TEXT SHOWN:
%%

ITV Digital customers who lost money on pre-paid subscriptions when the pay-television firm went bust have been offered refunds of less than 50p - and told they might have to wait two years to be paid.
Liquidator Malcolm Shierson of Grant Thornton has written to former customers saying they will receive 2p for every £1 they are owed and advised them it might be simpler to pay the cash to charity.
One subscriber, who has been offered a 38p settlement to be credited direct to his bank account instead of the £19 he is owed, was told in a letter: "You should be aware that it may be a considerable period of time, potentially two years, before I will be able to pay a dividend.
"Most subscribers will only get a dividend of between 50p and £2. As it will cost more than this to pay the dividend and in view of the small amounts likely to be paid we are providing subscribers with the option to donate their dividend to charity, should they wish."
A pre-paid envelope, which with stamp is worth almost as much as the refund, was enclosed to allow the subscriber to indicate if he wished to donate his 38p to either Marie Curie Cancer Care, the NSPCC, Make a Wish or the Royal National Institute of the Blind.
"It's the final insult," said the subscriber, who did not wish to be named.
A spokesman for the liquidator said that he was obliged to offer subscribers their refunds, however small they might be.
ITV Digital stopped broadcasting on May 1 last year when investors Carlton and Granada pulled the plug on a venture which had lost their shareholders more than £1bn.

%%

WORK REQUEST A:
Answer these from the article on ITV Digital refunds:
(i) How much will former customers receive for every £1 they are owed?
(ii) Which investors pulled the plug on the venture?
(iii) On what date did ITV Digital stop broadcasting?
WORK REQUEST B:
Write out the part of the article on ITV Digital refunds starting at "One subscriber, who" and ending at "to be named.", substituting "40p" for "38p" wherever it occurs.

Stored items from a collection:
%%

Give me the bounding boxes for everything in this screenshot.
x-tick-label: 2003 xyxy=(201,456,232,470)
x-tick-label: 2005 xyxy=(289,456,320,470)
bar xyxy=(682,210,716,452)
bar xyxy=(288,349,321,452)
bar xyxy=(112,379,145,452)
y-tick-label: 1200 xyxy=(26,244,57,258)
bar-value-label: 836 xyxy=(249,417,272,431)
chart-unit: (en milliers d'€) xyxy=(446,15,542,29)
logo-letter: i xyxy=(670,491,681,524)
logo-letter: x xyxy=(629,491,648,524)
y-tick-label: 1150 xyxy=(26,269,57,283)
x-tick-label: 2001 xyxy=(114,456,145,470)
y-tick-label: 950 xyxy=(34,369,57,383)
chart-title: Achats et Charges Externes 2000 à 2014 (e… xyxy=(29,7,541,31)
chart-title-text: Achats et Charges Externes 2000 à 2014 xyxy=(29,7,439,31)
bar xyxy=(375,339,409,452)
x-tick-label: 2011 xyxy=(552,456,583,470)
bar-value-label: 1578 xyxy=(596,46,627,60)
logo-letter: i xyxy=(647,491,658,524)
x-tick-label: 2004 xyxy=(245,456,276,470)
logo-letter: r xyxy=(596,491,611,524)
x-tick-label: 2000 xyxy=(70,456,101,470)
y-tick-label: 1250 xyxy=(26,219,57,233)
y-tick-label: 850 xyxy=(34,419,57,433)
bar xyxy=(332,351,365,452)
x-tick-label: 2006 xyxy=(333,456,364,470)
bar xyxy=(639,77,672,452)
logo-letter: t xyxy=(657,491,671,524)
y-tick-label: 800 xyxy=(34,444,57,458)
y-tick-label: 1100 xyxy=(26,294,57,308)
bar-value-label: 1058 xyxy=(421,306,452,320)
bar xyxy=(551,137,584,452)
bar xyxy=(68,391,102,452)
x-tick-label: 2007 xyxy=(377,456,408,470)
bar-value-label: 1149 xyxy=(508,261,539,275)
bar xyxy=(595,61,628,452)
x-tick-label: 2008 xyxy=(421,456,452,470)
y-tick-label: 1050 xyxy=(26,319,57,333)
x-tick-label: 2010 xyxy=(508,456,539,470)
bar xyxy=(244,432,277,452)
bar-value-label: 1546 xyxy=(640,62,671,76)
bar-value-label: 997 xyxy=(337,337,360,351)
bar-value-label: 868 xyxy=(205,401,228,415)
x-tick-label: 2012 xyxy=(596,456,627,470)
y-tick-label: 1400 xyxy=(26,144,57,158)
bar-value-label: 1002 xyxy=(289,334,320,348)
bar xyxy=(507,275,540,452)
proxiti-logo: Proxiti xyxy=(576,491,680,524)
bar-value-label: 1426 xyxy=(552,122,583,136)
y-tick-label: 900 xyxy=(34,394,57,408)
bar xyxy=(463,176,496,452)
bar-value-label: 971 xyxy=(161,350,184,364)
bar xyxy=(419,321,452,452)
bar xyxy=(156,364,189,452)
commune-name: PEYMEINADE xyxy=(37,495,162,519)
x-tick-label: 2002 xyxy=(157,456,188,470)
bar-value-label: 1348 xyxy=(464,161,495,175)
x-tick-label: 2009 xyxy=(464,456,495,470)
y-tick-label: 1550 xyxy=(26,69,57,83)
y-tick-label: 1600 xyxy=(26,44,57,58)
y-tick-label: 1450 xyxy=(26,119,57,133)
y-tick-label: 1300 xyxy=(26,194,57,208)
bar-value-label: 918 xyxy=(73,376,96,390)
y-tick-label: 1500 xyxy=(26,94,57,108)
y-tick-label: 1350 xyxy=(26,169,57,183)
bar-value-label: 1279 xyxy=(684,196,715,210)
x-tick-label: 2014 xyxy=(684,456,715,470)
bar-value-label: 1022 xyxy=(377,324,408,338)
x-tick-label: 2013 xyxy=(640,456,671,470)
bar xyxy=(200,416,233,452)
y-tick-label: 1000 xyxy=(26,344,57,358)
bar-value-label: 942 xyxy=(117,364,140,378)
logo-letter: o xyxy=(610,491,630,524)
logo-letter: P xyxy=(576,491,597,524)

%%

ANSWER AREA A:
(i) 2p
(ii) Carlton and Granada
(iii) May 1 last year

ANSWER AREA B:
One subscriber, who has been offered a 40p settlement to be credited direct to his bank account instead of the £19 he is owed, was told in a letter: "You should be aware that it may be a considerable period of time, potentially two years, before I will be able to pay a dividend.
"Most subscribers will only get a dividend of between 50p and £2. As it will cost more than this to pay the dividend and in view of the small amounts likely to be paid we are providing subscribers with the option to donate their dividend to charity, should they wish."
A pre-paid envelope, which with stamp is worth almost as much as the refund, was enclosed to allow the subscriber to indicate if he wished to donate his 40p to either Marie Curie Cancer Care, the NSPCC, Make a Wish or the Royal National Institute of the Blind.
"It's the final insult," said the subscriber, who did not wish to be named.